Dataset records:
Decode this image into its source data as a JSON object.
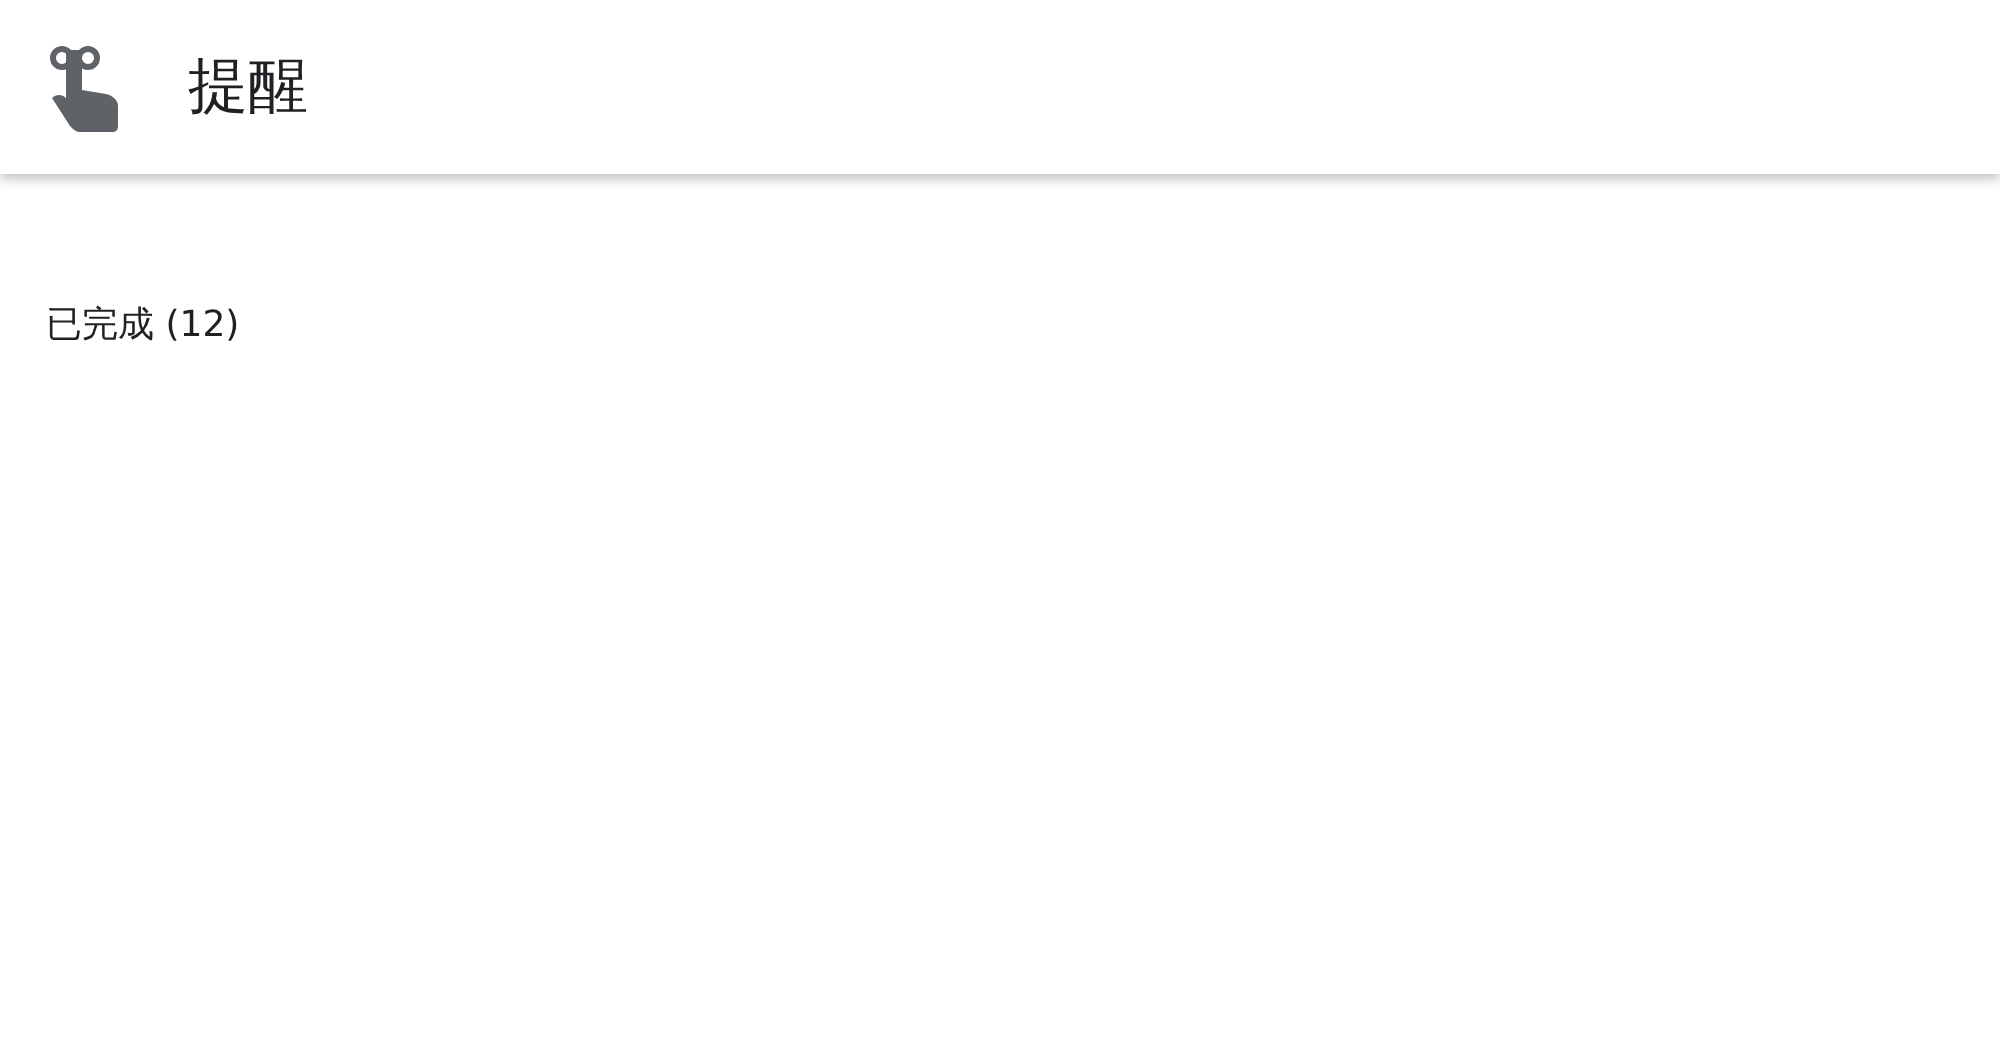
{
  "header": {
    "title": "提醒"
  },
  "section": {
    "heading": "已完成 (12)"
  }
}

» **STATED GOAL**
Every line above should be repeated exactly; pictures stay out of the copy.

» **RESULT**
Decode this image into its source data as a JSON object.
{
  "header": {
    "title": "提醒"
  },
  "section": {
    "heading": "已完成 (12)"
  }
}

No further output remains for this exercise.